Whenever a line below holds the word "METER", copy that line.

(Records from a collection of figures)
--------------------------------
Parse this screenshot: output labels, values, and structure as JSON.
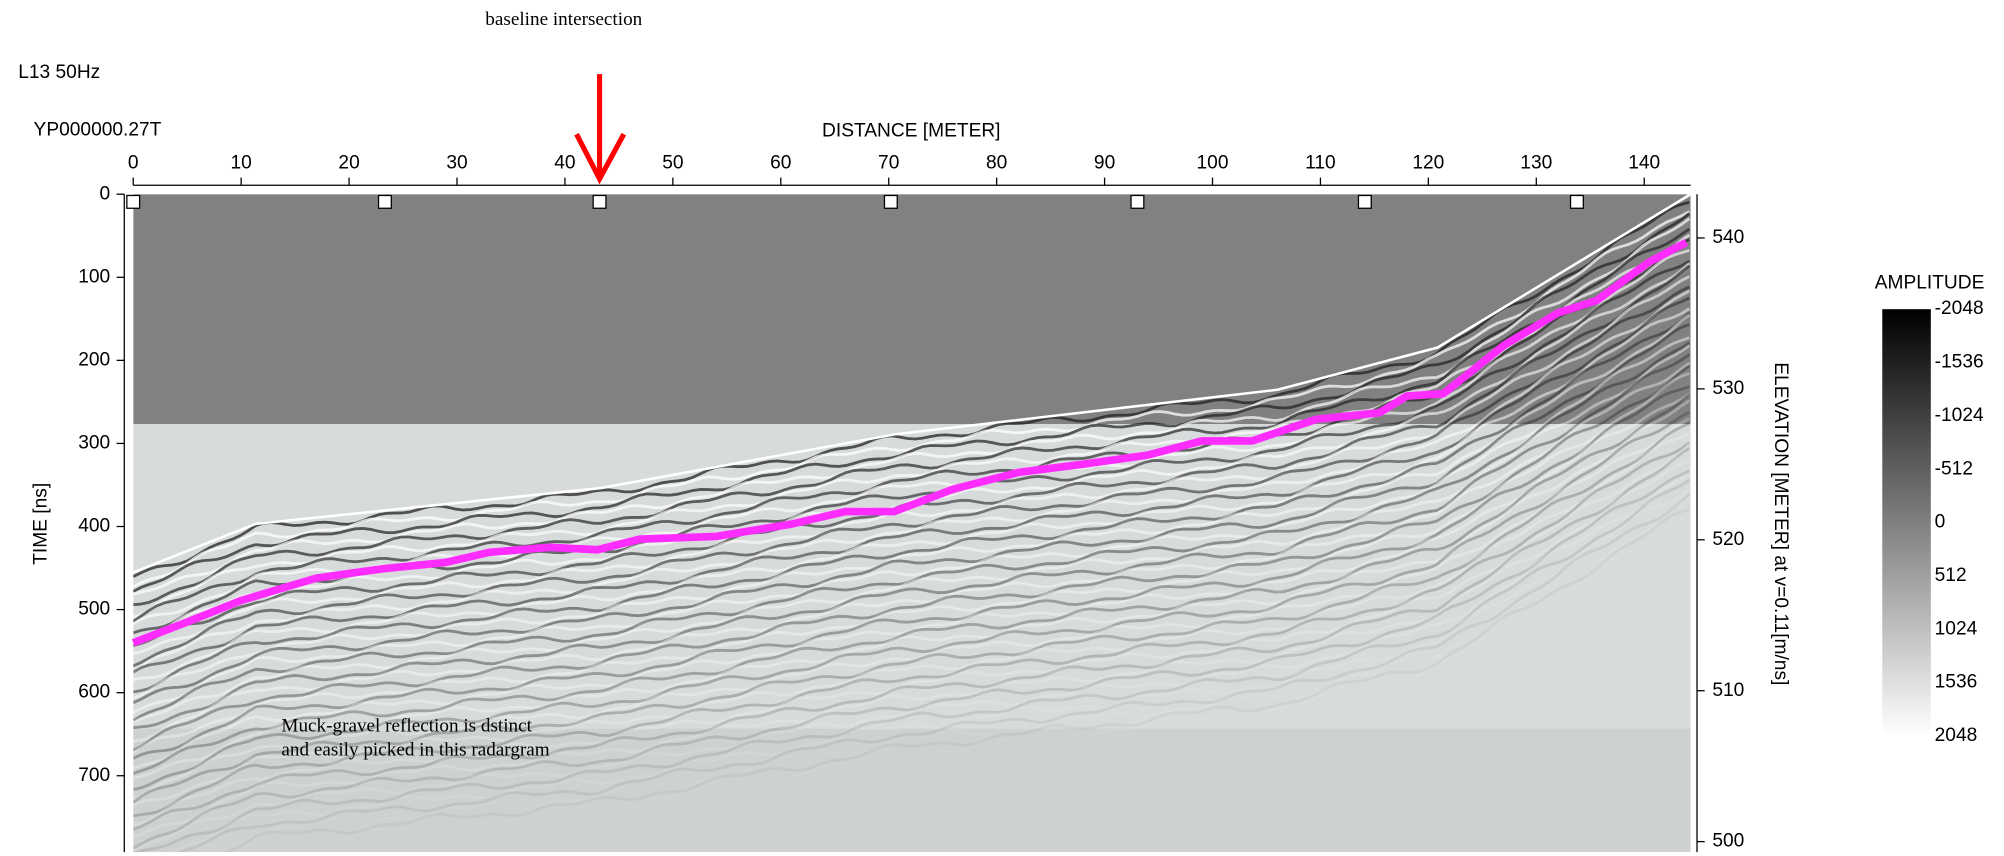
{
  "chart_data": {
    "type": "radargram",
    "title": "L13 50Hz",
    "subtitle": "YP000000.27T",
    "annotations": [
      "baseline intersection",
      "Muck-gravel reflection is dstinct",
      "and easily picked in this radargram"
    ],
    "x_label": "DISTANCE [METER]",
    "y_label": "TIME [ns]",
    "y2_label": "ELEVATION [METER] at v=0.11[m/ns]",
    "xlim": [
      0,
      144.3
    ],
    "xticks": [
      0,
      10,
      20,
      30,
      40,
      50,
      60,
      70,
      80,
      90,
      100,
      110,
      120,
      130,
      140
    ],
    "ylim": [
      792,
      0
    ],
    "yticks": [
      0,
      100,
      200,
      300,
      400,
      500,
      600,
      700
    ],
    "y2lim": [
      499.3,
      542.9
    ],
    "y2ticks": [
      500,
      510,
      520,
      530,
      540
    ],
    "series": [
      {
        "color": "#ff2cff",
        "x": [
          0,
          5,
          10,
          17,
          23,
          29,
          33,
          38.6,
          43,
          47,
          54,
          61,
          66,
          70.5,
          76,
          82,
          88,
          94,
          99,
          103.7,
          109.6,
          115.5,
          118,
          121.4,
          127,
          132,
          135.6,
          140.4,
          143.9
        ],
        "values": [
          540,
          515,
          489,
          462,
          451,
          443,
          431,
          425,
          428,
          415,
          412,
          397,
          382,
          382,
          355,
          335,
          325,
          314,
          297,
          297,
          271,
          263,
          243,
          240,
          182,
          143,
          128,
          82,
          58
        ]
      }
    ],
    "colorbar": {
      "title": "AMPLITUDE",
      "ticks": [
        -2048,
        -1536,
        -1024,
        -512,
        0,
        512,
        1024,
        1536,
        2048
      ]
    }
  }
}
--------------------------------
== OUTPUT OF THE TASK ==
    "x_label": "DISTANCE [METER]",
    "y2_label": "ELEVATION [METER] at v=0.11[m/ns]",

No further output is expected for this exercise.